[To do] Write out the stretch of the article on television contests from "On the other" through "Fa la #$%# LA!", word for word.

Winter - It's Real |
Television stations are costly to run. Equipment, staff, licensing. They are not run by philanthropists trying to teach the world to sing in perfect harmony. They are run by businessmen who are trying to make a profit by selling more than they buy. This is how businesses run. The only thing that brings money into a television statement is advertising revenue. Car salesmen, prescription drug peddlers, insurance salesmen, crooked lawyers, fast food chains, and the manufacturers of Ginzu Knives all vie for air time to promote the products they bring into this world.
On the other hand, once the hucksters have all paid their invoices, there is, in between the advertising, Program Content. You want to teach the world to sing? Here's the Sing-Off, the American Idol, the Voice, and a host of others. You want to eat? They've got competitions for that, too - Chef Ramsey will curse at simple-minded would-be chefs, a panel of judges will taste food, and spit it out on the table if they don't like it, and on and on. There are competitions for everything.
Home improvement is a contest. Dancing is a contest. Even marriage is a contest on TV. And, now for the holidays, even the Little Christmas Angel in the front yard is part of a competition - a Light Fight, to be exact. Fa la #$%# LA!

(Element box records)
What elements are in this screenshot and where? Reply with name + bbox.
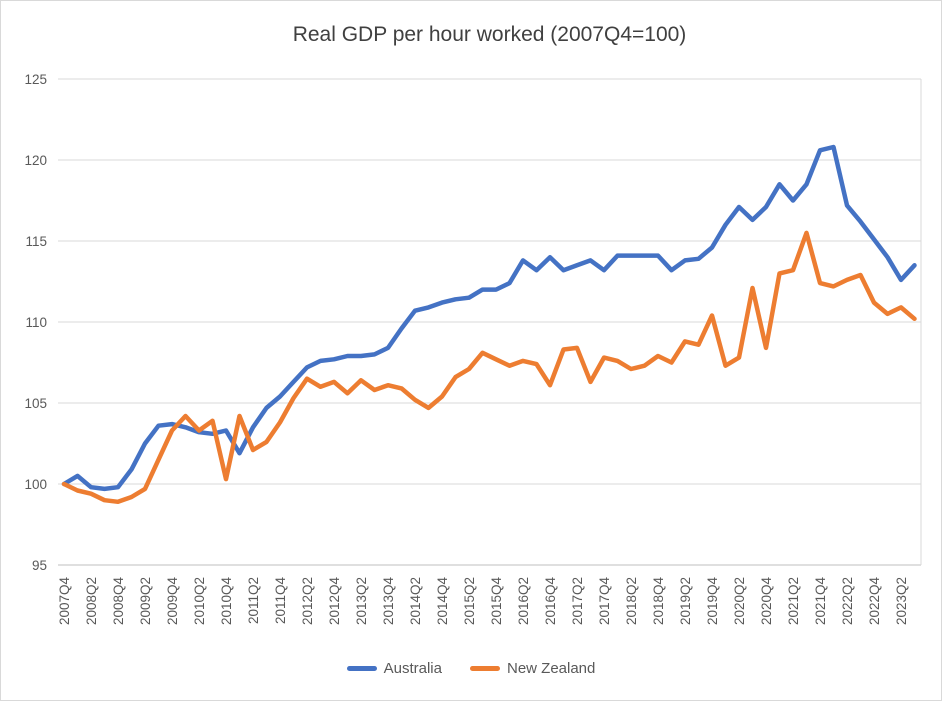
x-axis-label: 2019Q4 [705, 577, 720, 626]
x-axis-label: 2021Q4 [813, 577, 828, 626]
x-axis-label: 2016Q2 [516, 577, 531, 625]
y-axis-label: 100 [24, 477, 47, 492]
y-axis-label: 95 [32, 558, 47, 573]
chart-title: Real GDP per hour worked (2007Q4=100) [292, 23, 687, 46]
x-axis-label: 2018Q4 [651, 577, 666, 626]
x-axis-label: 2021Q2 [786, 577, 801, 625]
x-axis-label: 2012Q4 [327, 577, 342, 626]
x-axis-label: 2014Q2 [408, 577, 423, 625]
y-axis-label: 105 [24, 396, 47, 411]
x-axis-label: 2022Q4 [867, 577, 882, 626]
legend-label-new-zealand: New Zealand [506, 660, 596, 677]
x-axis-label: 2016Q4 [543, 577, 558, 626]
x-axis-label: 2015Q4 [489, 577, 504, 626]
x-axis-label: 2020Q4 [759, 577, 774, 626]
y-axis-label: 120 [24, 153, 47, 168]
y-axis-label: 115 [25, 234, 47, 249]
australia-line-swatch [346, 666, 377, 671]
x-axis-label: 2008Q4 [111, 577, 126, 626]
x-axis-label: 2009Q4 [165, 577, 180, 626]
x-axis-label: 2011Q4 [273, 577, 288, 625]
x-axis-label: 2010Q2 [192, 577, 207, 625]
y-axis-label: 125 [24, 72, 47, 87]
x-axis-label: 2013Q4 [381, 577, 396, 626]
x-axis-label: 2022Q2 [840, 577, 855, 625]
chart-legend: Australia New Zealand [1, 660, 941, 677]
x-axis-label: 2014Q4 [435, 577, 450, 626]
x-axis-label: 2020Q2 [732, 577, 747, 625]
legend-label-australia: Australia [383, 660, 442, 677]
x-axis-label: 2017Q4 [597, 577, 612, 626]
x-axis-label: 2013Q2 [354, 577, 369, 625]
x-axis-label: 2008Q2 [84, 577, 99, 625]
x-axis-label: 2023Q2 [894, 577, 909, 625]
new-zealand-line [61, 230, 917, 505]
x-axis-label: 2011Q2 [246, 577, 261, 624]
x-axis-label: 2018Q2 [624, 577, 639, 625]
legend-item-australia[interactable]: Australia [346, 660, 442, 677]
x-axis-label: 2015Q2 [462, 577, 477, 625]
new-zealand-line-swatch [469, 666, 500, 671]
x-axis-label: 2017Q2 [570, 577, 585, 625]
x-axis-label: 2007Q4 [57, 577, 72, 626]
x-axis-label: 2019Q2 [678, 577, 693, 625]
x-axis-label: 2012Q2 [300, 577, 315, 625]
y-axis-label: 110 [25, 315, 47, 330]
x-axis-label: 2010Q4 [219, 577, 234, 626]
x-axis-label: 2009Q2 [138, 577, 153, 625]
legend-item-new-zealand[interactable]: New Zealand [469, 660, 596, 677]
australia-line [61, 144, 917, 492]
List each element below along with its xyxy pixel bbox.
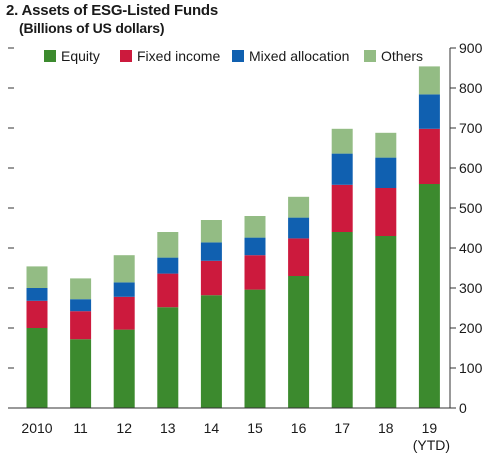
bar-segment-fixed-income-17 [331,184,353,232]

[Solution to this exercise]
On the other hand, once the hucksters have all paid their invoices, there is, in between the advertising, Program Content. You want to teach the world to sing? Here's the Sing-Off, the American Idol, the Voice, and a host of others. You want to eat? They've got competitions for that, too - Chef Ramsey will curse at simple-minded would-be chefs, a panel of judges will taste food, and spit it out on the table if they don't like it, and on and on. There are competitions for everything.
Home improvement is a contest. Dancing is a contest. Even marriage is a contest on TV. And, now for the holidays, even the Little Christmas Angel in the front yard is part of a competition - a Light Fight, to be exact. Fa la #$%# LA!